Write out the whole listing, matching it exactly.

+---+

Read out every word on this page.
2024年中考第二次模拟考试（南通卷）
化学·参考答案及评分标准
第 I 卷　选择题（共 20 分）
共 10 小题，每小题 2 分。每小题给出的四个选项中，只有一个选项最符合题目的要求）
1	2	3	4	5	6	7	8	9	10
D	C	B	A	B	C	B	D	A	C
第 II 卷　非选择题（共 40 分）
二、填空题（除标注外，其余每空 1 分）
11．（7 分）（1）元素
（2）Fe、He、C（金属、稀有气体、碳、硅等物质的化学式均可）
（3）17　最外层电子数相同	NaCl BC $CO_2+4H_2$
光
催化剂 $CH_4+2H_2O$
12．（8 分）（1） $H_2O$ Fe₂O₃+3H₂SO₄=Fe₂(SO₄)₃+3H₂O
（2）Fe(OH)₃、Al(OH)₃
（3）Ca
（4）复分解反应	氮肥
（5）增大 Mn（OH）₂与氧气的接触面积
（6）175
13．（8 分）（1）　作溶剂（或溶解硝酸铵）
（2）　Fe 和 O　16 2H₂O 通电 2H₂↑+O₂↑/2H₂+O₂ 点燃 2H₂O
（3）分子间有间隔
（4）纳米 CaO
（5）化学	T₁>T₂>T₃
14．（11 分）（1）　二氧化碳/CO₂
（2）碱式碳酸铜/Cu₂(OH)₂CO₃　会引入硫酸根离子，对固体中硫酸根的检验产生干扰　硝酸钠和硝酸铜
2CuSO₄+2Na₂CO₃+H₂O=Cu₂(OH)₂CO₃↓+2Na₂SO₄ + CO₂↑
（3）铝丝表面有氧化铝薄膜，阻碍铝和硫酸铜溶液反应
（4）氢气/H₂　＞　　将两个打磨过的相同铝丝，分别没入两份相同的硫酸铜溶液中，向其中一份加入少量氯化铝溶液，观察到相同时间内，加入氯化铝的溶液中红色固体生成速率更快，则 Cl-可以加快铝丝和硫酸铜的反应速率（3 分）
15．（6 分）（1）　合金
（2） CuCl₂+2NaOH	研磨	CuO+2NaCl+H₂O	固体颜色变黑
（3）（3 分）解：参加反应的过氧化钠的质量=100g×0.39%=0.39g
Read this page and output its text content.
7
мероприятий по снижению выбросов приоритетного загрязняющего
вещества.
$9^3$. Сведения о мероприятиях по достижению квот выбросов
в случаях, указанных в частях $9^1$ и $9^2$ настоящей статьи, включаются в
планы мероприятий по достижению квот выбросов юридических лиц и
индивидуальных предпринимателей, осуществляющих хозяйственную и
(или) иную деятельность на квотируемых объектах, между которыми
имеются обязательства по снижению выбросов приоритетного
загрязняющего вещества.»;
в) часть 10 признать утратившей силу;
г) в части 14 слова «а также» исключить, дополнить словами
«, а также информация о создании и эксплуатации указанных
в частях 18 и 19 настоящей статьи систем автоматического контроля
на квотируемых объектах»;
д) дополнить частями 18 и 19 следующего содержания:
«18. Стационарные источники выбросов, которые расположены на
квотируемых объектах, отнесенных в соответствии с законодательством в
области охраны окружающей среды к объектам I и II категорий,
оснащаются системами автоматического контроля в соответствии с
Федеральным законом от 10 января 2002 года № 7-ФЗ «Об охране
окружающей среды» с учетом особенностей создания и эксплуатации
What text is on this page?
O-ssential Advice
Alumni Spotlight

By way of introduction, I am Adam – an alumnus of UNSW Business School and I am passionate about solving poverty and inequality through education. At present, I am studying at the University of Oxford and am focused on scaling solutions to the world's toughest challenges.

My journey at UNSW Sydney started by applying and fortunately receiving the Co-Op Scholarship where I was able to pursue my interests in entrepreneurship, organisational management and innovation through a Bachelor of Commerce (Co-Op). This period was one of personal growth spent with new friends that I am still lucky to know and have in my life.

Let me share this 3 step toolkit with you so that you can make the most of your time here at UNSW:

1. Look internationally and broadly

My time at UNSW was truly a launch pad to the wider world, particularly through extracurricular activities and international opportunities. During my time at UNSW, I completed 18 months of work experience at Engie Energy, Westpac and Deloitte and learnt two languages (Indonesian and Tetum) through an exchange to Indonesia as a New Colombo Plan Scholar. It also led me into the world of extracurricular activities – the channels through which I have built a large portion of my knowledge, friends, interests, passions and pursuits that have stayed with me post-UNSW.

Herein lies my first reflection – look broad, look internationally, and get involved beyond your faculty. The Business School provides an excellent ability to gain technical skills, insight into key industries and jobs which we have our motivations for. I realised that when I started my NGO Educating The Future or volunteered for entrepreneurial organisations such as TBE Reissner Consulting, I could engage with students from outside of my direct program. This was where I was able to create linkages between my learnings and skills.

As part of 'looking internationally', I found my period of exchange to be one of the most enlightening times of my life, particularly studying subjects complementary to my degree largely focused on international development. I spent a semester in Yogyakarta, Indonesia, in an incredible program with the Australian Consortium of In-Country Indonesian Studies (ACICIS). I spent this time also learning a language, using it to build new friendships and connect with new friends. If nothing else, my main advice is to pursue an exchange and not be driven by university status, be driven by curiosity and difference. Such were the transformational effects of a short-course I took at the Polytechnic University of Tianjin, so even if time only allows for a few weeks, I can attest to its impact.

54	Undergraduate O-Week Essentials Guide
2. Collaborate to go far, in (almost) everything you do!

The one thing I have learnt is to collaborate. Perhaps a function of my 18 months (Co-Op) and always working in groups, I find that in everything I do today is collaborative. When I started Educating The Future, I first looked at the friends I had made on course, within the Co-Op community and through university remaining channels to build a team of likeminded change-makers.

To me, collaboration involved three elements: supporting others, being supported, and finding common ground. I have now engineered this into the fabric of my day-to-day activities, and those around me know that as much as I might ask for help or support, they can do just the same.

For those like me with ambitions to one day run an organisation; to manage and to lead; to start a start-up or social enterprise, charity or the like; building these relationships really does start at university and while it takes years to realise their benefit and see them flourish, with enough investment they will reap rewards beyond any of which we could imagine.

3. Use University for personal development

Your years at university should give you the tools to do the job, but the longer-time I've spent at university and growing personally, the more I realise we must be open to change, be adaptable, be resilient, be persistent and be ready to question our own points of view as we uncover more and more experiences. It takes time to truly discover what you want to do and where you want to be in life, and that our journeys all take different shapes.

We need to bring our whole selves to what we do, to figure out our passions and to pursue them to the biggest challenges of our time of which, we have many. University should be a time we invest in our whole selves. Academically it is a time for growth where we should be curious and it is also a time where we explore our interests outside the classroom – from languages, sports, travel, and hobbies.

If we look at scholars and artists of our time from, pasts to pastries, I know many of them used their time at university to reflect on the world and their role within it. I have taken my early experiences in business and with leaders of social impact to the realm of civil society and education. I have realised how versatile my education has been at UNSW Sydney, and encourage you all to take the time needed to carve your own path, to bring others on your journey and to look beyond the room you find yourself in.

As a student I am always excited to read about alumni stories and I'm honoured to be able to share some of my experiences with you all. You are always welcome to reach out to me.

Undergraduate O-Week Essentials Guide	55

+---+

= Written solution =
Read out every word on this page.
2024年中考第二次模拟考试（南通卷）
化学·参考答案及评分标准
第 I 卷　选择题（共 20 分）
共 10 小题，每小题 2 分。每小题给出的四个选项中，只有一个选项最符合题目的要求）
1	2	3	4	5	6	7	8	9	10
D	C	B	A	B	C	B	D	A	C
第 II 卷　非选择题（共 40 分）
二、填空题（除标注外，其余每空 1 分）
11．（7 分）（1）元素
（2）Fe、He、C（金属、稀有气体、碳、硅等物质的化学式均可）
（3）17　最外层电子数相同	NaCl BC $CO_2+4H_2$
光
催化剂 $CH_4+2H_2O$
12．（8 分）（1） $H_2O$ Fe₂O₃+3H₂SO₄=Fe₂(SO₄)₃+3H₂O
（2）Fe(OH)₃、Al(OH)₃
（3）Ca
（4）复分解反应	氮肥
（5）增大 Mn（OH）₂与氧气的接触面积
（6）175
13．（8 分）（1）　作溶剂（或溶解硝酸铵）
（2）　Fe 和 O　16 2H₂O 通电 2H₂↑+O₂↑/2H₂+O₂ 点燃 2H₂O
（3）分子间有间隔
（4）纳米 CaO
（5）化学	T₁>T₂>T₃
14．（11 分）（1）　二氧化碳/CO₂
（2）碱式碳酸铜/Cu₂(OH)₂CO₃　会引入硫酸根离子，对固体中硫酸根的检验产生干扰　硝酸钠和硝酸铜
2CuSO₄+2Na₂CO₃+H₂O=Cu₂(OH)₂CO₃↓+2Na₂SO₄ + CO₂↑
（3）铝丝表面有氧化铝薄膜，阻碍铝和硫酸铜溶液反应
（4）氢气/H₂　＞　　将两个打磨过的相同铝丝，分别没入两份相同的硫酸铜溶液中，向其中一份加入少量氯化铝溶液，观察到相同时间内，加入氯化铝的溶液中红色固体生成速率更快，则 Cl-可以加快铝丝和硫酸铜的反应速率（3 分）
15．（6 分）（1）　合金
（2） CuCl₂+2NaOH	研磨	CuO+2NaCl+H₂O	固体颜色变黑
（3）（3 分）解：参加反应的过氧化钠的质量=100g×0.39%=0.39g
Read this page and output its text content.
7
мероприятий по снижению выбросов приоритетного загрязняющего
вещества.
$9^3$. Сведения о мероприятиях по достижению квот выбросов
в случаях, указанных в частях $9^1$ и $9^2$ настоящей статьи, включаются в
планы мероприятий по достижению квот выбросов юридических лиц и
индивидуальных предпринимателей, осуществляющих хозяйственную и
(или) иную деятельность на квотируемых объектах, между которыми
имеются обязательства по снижению выбросов приоритетного
загрязняющего вещества.»;
в) часть 10 признать утратившей силу;
г) в части 14 слова «а также» исключить, дополнить словами
«, а также информация о создании и эксплуатации указанных
в частях 18 и 19 настоящей статьи систем автоматического контроля
на квотируемых объектах»;
д) дополнить частями 18 и 19 следующего содержания:
«18. Стационарные источники выбросов, которые расположены на
квотируемых объектах, отнесенных в соответствии с законодательством в
области охраны окружающей среды к объектам I и II категорий,
оснащаются системами автоматического контроля в соответствии с
Федеральным законом от 10 января 2002 года № 7-ФЗ «Об охране
окружающей среды» с учетом особенностей создания и эксплуатации
What text is on this page?
O-ssential Advice
Alumni Spotlight

By way of introduction, I am Adam – an alumnus of UNSW Business School and I am passionate about solving poverty and inequality through education. At present, I am studying at the University of Oxford and am focused on scaling solutions to the world's toughest challenges.

My journey at UNSW Sydney started by applying and fortunately receiving the Co-Op Scholarship where I was able to pursue my interests in entrepreneurship, organisational management and innovation through a Bachelor of Commerce (Co-Op). This period was one of personal growth spent with new friends that I am still lucky to know and have in my life.

Let me share this 3 step toolkit with you so that you can make the most of your time here at UNSW:

1. Look internationally and broadly

My time at UNSW was truly a launch pad to the wider world, particularly through extracurricular activities and international opportunities. During my time at UNSW, I completed 18 months of work experience at Engie Energy, Westpac and Deloitte and learnt two languages (Indonesian and Tetum) through an exchange to Indonesia as a New Colombo Plan Scholar. It also led me into the world of extracurricular activities – the channels through which I have built a large portion of my knowledge, friends, interests, passions and pursuits that have stayed with me post-UNSW.

Herein lies my first reflection – look broad, look internationally, and get involved beyond your faculty. The Business School provides an excellent ability to gain technical skills, insight into key industries and jobs which we have our motivations for. I realised that when I started my NGO Educating The Future or volunteered for entrepreneurial organisations such as TBE Reissner Consulting, I could engage with students from outside of my direct program. This was where I was able to create linkages between my learnings and skills.

As part of 'looking internationally', I found my period of exchange to be one of the most enlightening times of my life, particularly studying subjects complementary to my degree largely focused on international development. I spent a semester in Yogyakarta, Indonesia, in an incredible program with the Australian Consortium of In-Country Indonesian Studies (ACICIS). I spent this time also learning a language, using it to build new friendships and connect with new friends. If nothing else, my main advice is to pursue an exchange and not be driven by university status, be driven by curiosity and difference. Such were the transformational effects of a short-course I took at the Polytechnic University of Tianjin, so even if time only allows for a few weeks, I can attest to its impact.

54	Undergraduate O-Week Essentials Guide
2. Collaborate to go far, in (almost) everything you do!

The one thing I have learnt is to collaborate. Perhaps a function of my 18 months (Co-Op) and always working in groups, I find that in everything I do today is collaborative. When I started Educating The Future, I first looked at the friends I had made on course, within the Co-Op community and through university remaining channels to build a team of likeminded change-makers.

To me, collaboration involved three elements: supporting others, being supported, and finding common ground. I have now engineered this into the fabric of my day-to-day activities, and those around me know that as much as I might ask for help or support, they can do just the same.

For those like me with ambitions to one day run an organisation; to manage and to lead; to start a start-up or social enterprise, charity or the like; building these relationships really does start at university and while it takes years to realise their benefit and see them flourish, with enough investment they will reap rewards beyond any of which we could imagine.

3. Use University for personal development

Your years at university should give you the tools to do the job, but the longer-time I've spent at university and growing personally, the more I realise we must be open to change, be adaptable, be resilient, be persistent and be ready to question our own points of view as we uncover more and more experiences. It takes time to truly discover what you want to do and where you want to be in life, and that our journeys all take different shapes.

We need to bring our whole selves to what we do, to figure out our passions and to pursue them to the biggest challenges of our time of which, we have many. University should be a time we invest in our whole selves. Academically it is a time for growth where we should be curious and it is also a time where we explore our interests outside the classroom – from languages, sports, travel, and hobbies.

If we look at scholars and artists of our time from, pasts to pastries, I know many of them used their time at university to reflect on the world and their role within it. I have taken my early experiences in business and with leaders of social impact to the realm of civil society and education. I have realised how versatile my education has been at UNSW Sydney, and encourage you all to take the time needed to carve your own path, to bring others on your journey and to look beyond the room you find yourself in.

As a student I am always excited to read about alumni stories and I'm honoured to be able to share some of my experiences with you all. You are always welcome to reach out to me.

Undergraduate O-Week Essentials Guide	55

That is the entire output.